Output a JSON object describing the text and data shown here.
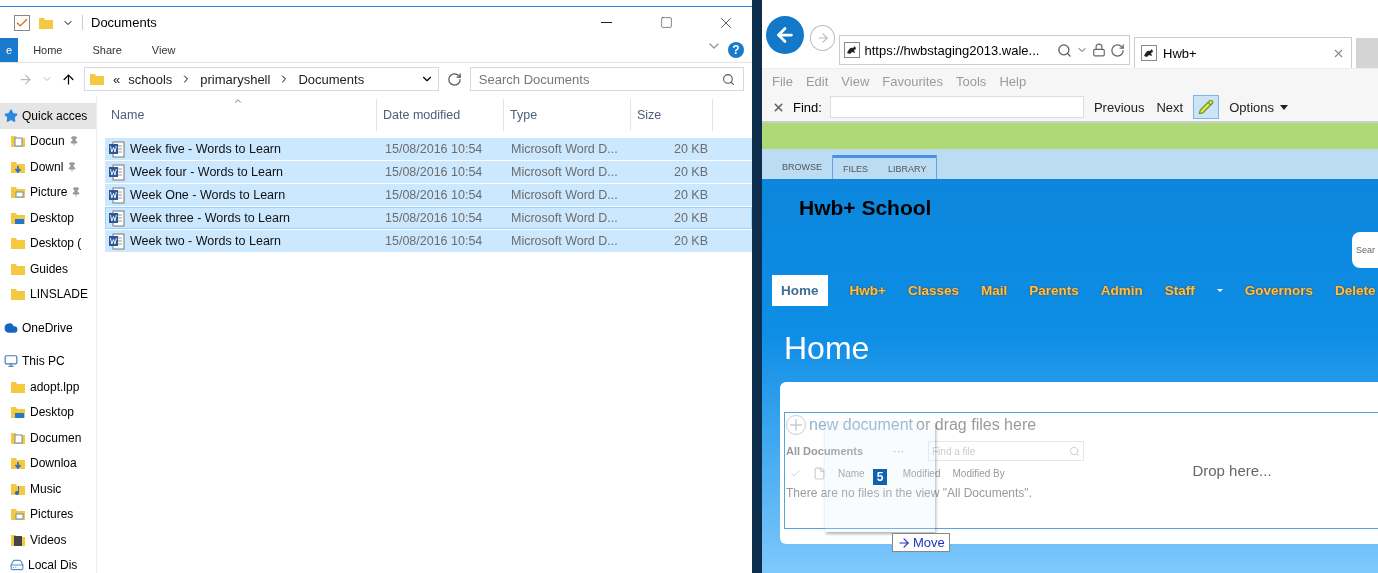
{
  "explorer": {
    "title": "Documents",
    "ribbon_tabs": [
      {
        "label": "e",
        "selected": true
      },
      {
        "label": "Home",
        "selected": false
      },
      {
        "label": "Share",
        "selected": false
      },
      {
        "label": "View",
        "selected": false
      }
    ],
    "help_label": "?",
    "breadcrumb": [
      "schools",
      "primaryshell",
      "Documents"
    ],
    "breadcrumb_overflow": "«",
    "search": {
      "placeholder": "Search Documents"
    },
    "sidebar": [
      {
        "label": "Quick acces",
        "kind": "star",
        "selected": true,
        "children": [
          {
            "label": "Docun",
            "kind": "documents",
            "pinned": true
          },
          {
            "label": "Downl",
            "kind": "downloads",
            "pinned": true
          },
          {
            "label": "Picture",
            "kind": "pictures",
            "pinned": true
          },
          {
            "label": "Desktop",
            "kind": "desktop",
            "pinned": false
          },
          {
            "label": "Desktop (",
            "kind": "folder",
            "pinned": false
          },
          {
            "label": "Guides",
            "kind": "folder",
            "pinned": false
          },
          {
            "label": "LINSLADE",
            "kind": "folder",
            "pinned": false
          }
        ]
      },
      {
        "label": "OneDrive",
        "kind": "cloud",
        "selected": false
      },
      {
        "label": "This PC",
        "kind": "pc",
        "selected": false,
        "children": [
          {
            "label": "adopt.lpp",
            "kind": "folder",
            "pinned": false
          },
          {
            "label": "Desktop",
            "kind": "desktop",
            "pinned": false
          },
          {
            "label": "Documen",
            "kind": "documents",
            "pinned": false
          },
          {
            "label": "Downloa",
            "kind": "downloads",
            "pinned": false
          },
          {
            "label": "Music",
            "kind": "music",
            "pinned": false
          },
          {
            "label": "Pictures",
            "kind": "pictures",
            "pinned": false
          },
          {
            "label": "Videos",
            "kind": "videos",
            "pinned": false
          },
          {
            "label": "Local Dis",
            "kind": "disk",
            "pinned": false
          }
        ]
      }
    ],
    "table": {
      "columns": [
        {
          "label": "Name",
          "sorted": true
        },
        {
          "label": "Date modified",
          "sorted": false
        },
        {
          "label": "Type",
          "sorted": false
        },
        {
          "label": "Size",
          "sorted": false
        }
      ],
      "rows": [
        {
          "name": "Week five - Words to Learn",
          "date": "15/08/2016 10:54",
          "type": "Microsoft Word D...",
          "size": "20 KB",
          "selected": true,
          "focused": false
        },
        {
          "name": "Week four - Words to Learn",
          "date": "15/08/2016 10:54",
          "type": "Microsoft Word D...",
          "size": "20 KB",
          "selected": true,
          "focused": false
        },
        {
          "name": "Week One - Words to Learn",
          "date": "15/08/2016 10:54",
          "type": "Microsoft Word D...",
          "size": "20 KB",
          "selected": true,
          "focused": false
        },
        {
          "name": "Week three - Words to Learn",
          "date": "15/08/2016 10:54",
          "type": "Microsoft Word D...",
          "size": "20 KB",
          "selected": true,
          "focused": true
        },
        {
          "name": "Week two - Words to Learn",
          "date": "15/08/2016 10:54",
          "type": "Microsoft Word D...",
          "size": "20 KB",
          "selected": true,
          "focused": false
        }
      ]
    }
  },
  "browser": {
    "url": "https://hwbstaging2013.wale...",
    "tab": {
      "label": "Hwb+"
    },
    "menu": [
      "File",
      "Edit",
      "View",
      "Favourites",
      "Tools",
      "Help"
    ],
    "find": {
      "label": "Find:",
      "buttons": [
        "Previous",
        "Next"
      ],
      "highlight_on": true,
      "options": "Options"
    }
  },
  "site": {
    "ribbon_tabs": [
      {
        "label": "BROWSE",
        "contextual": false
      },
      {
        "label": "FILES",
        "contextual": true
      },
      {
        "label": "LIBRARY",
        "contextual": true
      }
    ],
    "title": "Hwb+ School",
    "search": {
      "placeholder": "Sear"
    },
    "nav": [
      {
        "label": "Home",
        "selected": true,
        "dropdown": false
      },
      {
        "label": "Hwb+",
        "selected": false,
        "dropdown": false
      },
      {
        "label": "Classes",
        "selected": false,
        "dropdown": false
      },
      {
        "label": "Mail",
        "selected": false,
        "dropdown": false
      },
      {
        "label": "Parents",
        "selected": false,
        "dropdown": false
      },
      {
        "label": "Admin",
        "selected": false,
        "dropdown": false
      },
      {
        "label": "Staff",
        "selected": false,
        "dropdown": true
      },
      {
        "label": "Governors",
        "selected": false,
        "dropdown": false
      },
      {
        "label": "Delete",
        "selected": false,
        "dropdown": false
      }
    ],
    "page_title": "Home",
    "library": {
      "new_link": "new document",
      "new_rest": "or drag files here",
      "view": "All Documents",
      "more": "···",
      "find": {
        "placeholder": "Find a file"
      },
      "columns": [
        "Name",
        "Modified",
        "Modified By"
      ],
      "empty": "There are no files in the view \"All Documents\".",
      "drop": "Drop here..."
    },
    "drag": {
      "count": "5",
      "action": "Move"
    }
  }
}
..........
→ EXERCISE REQUIREMENTS:
Write out the entries again, exactly as given, skipping any images.

→ RESPONSE:
Output a JSON object describing the text and data shown here.
{
  "explorer": {
    "title": "Documents",
    "ribbon_tabs": [
      {
        "label": "e",
        "selected": true
      },
      {
        "label": "Home",
        "selected": false
      },
      {
        "label": "Share",
        "selected": false
      },
      {
        "label": "View",
        "selected": false
      }
    ],
    "help_label": "?",
    "breadcrumb": [
      "schools",
      "primaryshell",
      "Documents"
    ],
    "breadcrumb_overflow": "«",
    "search": {
      "placeholder": "Search Documents"
    },
    "sidebar": [
      {
        "label": "Quick acces",
        "kind": "star",
        "selected": true,
        "children": [
          {
            "label": "Docun",
            "kind": "documents",
            "pinned": true
          },
          {
            "label": "Downl",
            "kind": "downloads",
            "pinned": true
          },
          {
            "label": "Picture",
            "kind": "pictures",
            "pinned": true
          },
          {
            "label": "Desktop",
            "kind": "desktop",
            "pinned": false
          },
          {
            "label": "Desktop (",
            "kind": "folder",
            "pinned": false
          },
          {
            "label": "Guides",
            "kind": "folder",
            "pinned": false
          },
          {
            "label": "LINSLADE",
            "kind": "folder",
            "pinned": false
          }
        ]
      },
      {
        "label": "OneDrive",
        "kind": "cloud",
        "selected": false
      },
      {
        "label": "This PC",
        "kind": "pc",
        "selected": false,
        "children": [
          {
            "label": "adopt.lpp",
            "kind": "folder",
            "pinned": false
          },
          {
            "label": "Desktop",
            "kind": "desktop",
            "pinned": false
          },
          {
            "label": "Documen",
            "kind": "documents",
            "pinned": false
          },
          {
            "label": "Downloa",
            "kind": "downloads",
            "pinned": false
          },
          {
            "label": "Music",
            "kind": "music",
            "pinned": false
          },
          {
            "label": "Pictures",
            "kind": "pictures",
            "pinned": false
          },
          {
            "label": "Videos",
            "kind": "videos",
            "pinned": false
          },
          {
            "label": "Local Dis",
            "kind": "disk",
            "pinned": false
          }
        ]
      }
    ],
    "table": {
      "columns": [
        {
          "label": "Name",
          "sorted": true
        },
        {
          "label": "Date modified",
          "sorted": false
        },
        {
          "label": "Type",
          "sorted": false
        },
        {
          "label": "Size",
          "sorted": false
        }
      ],
      "rows": [
        {
          "name": "Week five - Words to Learn",
          "date": "15/08/2016 10:54",
          "type": "Microsoft Word D...",
          "size": "20 KB",
          "selected": true,
          "focused": false
        },
        {
          "name": "Week four - Words to Learn",
          "date": "15/08/2016 10:54",
          "type": "Microsoft Word D...",
          "size": "20 KB",
          "selected": true,
          "focused": false
        },
        {
          "name": "Week One - Words to Learn",
          "date": "15/08/2016 10:54",
          "type": "Microsoft Word D...",
          "size": "20 KB",
          "selected": true,
          "focused": false
        },
        {
          "name": "Week three - Words to Learn",
          "date": "15/08/2016 10:54",
          "type": "Microsoft Word D...",
          "size": "20 KB",
          "selected": true,
          "focused": true
        },
        {
          "name": "Week two - Words to Learn",
          "date": "15/08/2016 10:54",
          "type": "Microsoft Word D...",
          "size": "20 KB",
          "selected": true,
          "focused": false
        }
      ]
    }
  },
  "browser": {
    "url": "https://hwbstaging2013.wale...",
    "tab": {
      "label": "Hwb+"
    },
    "menu": [
      "File",
      "Edit",
      "View",
      "Favourites",
      "Tools",
      "Help"
    ],
    "find": {
      "label": "Find:",
      "buttons": [
        "Previous",
        "Next"
      ],
      "highlight_on": true,
      "options": "Options"
    }
  },
  "site": {
    "ribbon_tabs": [
      {
        "label": "BROWSE",
        "contextual": false
      },
      {
        "label": "FILES",
        "contextual": true
      },
      {
        "label": "LIBRARY",
        "contextual": true
      }
    ],
    "title": "Hwb+ School",
    "search": {
      "placeholder": "Sear"
    },
    "nav": [
      {
        "label": "Home",
        "selected": true,
        "dropdown": false
      },
      {
        "label": "Hwb+",
        "selected": false,
        "dropdown": false
      },
      {
        "label": "Classes",
        "selected": false,
        "dropdown": false
      },
      {
        "label": "Mail",
        "selected": false,
        "dropdown": false
      },
      {
        "label": "Parents",
        "selected": false,
        "dropdown": false
      },
      {
        "label": "Admin",
        "selected": false,
        "dropdown": false
      },
      {
        "label": "Staff",
        "selected": false,
        "dropdown": true
      },
      {
        "label": "Governors",
        "selected": false,
        "dropdown": false
      },
      {
        "label": "Delete",
        "selected": false,
        "dropdown": false
      }
    ],
    "page_title": "Home",
    "library": {
      "new_link": "new document",
      "new_rest": "or drag files here",
      "view": "All Documents",
      "more": "···",
      "find": {
        "placeholder": "Find a file"
      },
      "columns": [
        "Name",
        "Modified",
        "Modified By"
      ],
      "empty": "There are no files in the view \"All Documents\".",
      "drop": "Drop here..."
    },
    "drag": {
      "count": "5",
      "action": "Move"
    }
  }
}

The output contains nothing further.